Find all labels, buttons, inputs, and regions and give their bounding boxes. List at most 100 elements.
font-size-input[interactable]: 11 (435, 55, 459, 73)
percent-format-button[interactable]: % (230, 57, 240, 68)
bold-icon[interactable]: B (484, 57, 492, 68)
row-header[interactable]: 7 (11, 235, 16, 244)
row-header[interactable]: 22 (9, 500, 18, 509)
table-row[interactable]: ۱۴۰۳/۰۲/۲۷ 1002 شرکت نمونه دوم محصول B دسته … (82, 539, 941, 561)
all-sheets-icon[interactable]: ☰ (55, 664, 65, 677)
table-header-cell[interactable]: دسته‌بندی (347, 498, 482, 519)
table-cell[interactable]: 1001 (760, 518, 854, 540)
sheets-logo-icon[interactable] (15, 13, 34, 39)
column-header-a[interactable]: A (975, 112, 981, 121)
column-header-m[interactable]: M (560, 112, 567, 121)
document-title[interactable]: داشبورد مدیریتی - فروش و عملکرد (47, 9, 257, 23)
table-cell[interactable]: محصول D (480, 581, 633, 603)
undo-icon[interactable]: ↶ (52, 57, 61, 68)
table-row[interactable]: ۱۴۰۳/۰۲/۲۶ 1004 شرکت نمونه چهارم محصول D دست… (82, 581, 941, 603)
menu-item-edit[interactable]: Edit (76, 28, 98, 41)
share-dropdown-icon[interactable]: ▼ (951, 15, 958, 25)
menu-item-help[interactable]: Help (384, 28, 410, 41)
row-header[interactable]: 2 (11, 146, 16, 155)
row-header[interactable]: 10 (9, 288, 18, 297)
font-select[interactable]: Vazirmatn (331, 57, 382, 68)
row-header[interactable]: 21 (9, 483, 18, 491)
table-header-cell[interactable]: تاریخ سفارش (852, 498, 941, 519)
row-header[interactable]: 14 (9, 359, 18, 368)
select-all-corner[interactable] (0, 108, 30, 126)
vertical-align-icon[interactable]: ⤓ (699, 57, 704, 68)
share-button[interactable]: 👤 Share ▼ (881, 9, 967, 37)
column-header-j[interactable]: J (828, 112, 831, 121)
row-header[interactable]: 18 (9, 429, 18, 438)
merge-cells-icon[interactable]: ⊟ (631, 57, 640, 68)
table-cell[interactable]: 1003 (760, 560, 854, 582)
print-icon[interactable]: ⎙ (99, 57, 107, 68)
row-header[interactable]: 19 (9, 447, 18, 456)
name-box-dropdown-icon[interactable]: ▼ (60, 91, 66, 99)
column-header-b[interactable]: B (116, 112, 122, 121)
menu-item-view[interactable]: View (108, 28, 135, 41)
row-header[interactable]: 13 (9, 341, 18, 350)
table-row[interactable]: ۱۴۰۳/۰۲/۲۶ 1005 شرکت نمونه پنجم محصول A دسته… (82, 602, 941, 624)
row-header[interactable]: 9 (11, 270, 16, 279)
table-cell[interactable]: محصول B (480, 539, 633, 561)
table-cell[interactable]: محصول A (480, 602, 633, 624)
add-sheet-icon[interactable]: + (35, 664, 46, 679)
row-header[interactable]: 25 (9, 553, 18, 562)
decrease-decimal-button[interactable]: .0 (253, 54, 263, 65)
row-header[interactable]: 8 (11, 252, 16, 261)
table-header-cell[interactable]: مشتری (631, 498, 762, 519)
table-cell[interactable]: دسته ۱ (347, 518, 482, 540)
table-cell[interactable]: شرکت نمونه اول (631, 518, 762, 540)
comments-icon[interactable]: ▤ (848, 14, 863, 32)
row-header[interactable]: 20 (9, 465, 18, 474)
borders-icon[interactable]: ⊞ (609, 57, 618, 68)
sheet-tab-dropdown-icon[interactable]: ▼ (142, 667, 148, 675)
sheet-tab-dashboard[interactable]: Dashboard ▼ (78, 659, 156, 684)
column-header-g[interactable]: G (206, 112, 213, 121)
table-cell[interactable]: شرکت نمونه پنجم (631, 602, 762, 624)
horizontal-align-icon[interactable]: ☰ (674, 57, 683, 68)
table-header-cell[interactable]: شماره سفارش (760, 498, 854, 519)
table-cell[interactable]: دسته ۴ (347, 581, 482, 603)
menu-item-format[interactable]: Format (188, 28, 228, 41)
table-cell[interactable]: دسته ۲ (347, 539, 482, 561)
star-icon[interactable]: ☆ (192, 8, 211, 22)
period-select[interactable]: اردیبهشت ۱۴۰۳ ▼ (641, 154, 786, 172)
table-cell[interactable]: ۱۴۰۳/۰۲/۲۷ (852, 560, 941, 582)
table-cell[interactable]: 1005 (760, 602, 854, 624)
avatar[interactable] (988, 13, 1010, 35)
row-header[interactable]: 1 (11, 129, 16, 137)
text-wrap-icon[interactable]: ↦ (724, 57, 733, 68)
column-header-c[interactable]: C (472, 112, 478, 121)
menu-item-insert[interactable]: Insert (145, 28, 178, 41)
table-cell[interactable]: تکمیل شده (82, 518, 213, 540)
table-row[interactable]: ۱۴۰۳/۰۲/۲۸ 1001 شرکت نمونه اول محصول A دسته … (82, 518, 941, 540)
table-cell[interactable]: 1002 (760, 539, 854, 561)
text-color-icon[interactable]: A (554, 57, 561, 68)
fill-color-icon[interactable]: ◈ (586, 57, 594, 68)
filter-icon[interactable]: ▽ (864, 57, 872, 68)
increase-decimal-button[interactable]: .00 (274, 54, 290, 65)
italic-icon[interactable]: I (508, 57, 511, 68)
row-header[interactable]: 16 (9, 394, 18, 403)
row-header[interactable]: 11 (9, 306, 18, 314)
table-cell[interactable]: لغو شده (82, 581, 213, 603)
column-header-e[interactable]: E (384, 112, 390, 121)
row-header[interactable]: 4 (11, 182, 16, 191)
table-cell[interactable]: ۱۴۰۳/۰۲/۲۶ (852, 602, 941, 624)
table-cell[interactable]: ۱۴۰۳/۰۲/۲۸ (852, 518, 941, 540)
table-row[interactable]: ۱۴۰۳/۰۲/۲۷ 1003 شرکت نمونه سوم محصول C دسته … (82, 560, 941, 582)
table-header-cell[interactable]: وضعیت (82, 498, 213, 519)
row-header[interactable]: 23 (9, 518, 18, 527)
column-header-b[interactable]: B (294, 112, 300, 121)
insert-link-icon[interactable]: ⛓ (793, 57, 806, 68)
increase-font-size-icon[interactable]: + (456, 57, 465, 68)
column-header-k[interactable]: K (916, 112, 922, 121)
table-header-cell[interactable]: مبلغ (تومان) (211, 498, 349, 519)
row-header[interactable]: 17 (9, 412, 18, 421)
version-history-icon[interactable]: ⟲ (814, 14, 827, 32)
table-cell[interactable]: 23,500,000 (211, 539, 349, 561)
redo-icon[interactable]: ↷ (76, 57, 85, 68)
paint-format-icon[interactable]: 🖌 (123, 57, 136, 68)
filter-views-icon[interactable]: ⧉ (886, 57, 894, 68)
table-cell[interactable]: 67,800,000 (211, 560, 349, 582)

==============================

> **Task to complete**: Reproduce verbatim the part of the records that opens with their first line and closes with the line containing "row-header[interactable]: 22 (9, 500, 18, 509)", both ends included.

> **Result**:
Find all labels, buttons, inputs, and regions and give their bounding boxes. List at most 100 elements.
font-size-input[interactable]: 11 (435, 55, 459, 73)
percent-format-button[interactable]: % (230, 57, 240, 68)
bold-icon[interactable]: B (484, 57, 492, 68)
row-header[interactable]: 7 (11, 235, 16, 244)
row-header[interactable]: 22 (9, 500, 18, 509)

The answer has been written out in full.